## WHAT IS EXPECTED
Select the lines of the records containing the word "sous" and list them.

## SUPPLIED MATERIAL
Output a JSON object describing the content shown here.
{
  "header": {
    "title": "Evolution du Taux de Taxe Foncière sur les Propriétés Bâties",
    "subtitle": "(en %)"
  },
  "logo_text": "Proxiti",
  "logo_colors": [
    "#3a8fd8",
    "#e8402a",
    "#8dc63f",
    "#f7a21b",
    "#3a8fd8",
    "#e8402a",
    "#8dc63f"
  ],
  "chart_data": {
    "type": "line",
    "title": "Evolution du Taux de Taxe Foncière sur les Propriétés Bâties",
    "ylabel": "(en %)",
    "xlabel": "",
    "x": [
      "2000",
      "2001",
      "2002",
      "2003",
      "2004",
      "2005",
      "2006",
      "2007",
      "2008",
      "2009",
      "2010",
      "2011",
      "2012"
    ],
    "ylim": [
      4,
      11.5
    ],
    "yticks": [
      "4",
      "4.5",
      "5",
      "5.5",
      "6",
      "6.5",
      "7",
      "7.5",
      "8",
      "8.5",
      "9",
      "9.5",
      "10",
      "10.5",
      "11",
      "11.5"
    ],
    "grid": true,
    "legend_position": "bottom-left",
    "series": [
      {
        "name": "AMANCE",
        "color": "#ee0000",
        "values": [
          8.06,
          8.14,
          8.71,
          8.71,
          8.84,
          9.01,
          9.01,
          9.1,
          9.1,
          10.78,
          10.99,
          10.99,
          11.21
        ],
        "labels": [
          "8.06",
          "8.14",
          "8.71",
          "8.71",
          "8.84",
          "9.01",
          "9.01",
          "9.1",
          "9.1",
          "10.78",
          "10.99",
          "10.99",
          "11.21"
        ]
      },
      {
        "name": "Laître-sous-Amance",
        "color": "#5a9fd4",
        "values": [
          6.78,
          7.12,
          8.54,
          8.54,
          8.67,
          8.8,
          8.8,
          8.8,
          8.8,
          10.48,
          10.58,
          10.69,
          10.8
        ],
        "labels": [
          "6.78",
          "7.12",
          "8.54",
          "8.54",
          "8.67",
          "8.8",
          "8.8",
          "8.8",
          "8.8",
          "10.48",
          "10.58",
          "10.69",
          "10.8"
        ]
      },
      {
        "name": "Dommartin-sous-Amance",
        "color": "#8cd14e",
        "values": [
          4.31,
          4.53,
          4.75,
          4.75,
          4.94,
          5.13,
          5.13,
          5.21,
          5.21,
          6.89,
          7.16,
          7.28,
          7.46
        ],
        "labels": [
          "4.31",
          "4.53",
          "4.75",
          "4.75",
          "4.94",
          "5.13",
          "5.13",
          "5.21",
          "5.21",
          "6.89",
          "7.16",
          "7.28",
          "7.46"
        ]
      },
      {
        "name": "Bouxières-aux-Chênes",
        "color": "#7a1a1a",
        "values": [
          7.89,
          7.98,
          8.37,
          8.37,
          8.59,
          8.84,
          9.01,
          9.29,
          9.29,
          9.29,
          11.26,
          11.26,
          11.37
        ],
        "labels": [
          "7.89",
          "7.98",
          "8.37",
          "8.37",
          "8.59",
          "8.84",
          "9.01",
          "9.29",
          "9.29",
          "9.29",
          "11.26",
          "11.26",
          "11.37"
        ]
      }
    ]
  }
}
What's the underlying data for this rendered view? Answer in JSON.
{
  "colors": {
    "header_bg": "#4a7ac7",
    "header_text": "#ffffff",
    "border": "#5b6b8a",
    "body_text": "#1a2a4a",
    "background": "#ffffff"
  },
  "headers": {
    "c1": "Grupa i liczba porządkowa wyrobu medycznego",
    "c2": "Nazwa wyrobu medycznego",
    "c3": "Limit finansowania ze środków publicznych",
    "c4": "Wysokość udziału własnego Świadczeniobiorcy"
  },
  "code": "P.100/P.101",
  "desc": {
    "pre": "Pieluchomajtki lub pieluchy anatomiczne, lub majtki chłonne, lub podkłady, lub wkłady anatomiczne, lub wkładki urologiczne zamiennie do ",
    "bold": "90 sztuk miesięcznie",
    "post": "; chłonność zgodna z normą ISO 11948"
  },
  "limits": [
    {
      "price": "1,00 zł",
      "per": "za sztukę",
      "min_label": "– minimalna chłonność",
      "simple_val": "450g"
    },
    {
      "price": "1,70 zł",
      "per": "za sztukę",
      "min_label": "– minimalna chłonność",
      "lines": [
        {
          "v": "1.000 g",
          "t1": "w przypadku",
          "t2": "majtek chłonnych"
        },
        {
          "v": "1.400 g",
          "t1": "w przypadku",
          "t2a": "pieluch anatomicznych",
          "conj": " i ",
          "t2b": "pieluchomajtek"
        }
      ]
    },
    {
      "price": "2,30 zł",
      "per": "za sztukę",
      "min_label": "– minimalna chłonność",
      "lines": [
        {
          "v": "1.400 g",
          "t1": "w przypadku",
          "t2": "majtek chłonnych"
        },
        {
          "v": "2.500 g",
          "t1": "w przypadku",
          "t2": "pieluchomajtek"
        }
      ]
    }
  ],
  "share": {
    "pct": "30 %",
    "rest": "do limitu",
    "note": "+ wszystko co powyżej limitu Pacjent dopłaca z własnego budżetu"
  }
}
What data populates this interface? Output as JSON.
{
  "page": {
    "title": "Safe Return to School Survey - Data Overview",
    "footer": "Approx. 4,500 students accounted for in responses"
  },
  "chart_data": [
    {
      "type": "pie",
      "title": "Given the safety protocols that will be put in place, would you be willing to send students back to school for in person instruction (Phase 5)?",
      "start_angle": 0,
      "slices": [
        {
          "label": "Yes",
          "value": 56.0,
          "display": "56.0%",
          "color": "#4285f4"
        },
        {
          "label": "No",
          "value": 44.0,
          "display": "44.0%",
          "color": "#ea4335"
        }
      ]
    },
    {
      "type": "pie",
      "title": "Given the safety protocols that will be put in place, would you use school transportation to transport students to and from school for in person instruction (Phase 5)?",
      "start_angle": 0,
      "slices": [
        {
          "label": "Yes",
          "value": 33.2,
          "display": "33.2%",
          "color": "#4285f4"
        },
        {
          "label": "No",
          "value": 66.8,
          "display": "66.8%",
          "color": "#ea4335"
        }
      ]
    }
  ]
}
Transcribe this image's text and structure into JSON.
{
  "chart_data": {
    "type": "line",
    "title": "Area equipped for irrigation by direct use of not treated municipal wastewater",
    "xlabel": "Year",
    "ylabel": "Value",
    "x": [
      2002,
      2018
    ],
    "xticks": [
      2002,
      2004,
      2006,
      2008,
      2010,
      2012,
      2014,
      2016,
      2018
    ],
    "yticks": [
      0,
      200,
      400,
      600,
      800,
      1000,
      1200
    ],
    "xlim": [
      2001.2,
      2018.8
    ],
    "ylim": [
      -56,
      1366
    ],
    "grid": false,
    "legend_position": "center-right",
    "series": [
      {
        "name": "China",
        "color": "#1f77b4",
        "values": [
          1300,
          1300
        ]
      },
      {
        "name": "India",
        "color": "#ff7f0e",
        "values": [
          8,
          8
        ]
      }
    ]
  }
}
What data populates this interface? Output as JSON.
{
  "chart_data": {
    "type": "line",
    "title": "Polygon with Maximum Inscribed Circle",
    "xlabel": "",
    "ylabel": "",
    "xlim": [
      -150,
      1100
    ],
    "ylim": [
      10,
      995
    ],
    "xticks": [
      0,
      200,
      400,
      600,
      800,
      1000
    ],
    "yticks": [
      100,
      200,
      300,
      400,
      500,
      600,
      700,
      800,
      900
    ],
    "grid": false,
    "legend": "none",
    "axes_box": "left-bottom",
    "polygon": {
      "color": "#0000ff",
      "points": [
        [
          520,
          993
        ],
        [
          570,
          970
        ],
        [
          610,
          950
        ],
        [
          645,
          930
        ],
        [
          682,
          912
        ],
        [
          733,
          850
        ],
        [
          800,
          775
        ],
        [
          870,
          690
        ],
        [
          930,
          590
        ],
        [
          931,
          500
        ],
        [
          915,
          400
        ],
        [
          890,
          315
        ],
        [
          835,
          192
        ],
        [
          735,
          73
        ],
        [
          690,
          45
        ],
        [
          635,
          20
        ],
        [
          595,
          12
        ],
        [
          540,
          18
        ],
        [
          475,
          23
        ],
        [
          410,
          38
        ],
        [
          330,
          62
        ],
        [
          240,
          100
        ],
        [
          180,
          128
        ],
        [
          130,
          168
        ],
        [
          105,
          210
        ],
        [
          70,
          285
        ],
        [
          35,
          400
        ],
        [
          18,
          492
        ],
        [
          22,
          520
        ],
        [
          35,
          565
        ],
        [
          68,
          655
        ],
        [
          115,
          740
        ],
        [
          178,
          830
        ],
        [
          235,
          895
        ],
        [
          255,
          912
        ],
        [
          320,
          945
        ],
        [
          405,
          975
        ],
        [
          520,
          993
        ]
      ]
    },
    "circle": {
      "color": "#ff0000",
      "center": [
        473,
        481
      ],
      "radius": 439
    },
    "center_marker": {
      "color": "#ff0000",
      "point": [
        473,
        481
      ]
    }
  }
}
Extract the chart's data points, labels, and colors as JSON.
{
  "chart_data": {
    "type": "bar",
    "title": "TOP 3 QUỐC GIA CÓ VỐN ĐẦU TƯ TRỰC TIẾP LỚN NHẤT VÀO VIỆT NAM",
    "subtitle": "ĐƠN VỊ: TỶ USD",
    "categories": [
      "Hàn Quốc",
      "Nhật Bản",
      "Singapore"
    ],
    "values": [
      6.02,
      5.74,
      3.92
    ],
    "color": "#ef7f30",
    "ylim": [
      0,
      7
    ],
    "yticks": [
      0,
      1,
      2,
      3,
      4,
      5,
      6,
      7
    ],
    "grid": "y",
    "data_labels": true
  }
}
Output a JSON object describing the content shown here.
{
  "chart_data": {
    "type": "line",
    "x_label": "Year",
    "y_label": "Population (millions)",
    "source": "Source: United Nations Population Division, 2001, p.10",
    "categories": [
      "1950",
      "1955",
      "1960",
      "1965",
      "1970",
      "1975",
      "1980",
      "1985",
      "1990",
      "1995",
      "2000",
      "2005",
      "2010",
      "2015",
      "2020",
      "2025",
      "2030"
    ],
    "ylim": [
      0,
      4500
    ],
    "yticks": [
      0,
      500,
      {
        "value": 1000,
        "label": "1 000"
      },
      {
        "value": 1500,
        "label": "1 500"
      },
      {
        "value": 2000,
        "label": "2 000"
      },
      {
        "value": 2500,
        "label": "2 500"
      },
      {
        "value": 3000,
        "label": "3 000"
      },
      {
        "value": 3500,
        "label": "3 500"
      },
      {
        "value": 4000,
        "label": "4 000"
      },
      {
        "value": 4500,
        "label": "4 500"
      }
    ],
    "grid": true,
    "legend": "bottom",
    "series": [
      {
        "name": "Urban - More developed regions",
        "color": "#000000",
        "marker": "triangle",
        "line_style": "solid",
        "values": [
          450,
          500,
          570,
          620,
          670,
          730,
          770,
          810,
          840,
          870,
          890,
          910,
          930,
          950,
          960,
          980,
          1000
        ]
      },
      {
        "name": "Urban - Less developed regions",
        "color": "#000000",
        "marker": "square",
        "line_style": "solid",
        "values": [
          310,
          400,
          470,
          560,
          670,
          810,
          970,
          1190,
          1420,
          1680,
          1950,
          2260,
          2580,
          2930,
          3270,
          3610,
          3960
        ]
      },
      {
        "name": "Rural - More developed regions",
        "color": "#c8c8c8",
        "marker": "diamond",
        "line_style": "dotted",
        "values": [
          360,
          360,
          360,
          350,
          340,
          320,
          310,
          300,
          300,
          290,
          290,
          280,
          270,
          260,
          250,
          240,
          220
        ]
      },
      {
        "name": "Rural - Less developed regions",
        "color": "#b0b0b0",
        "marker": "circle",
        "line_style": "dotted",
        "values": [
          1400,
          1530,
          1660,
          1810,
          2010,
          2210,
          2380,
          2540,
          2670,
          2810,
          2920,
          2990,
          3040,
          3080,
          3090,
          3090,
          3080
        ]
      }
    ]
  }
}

## SOLUTION BELOW
        "name": "Laître-sous-Amance",
        "name": "Dommartin-sous-Amance",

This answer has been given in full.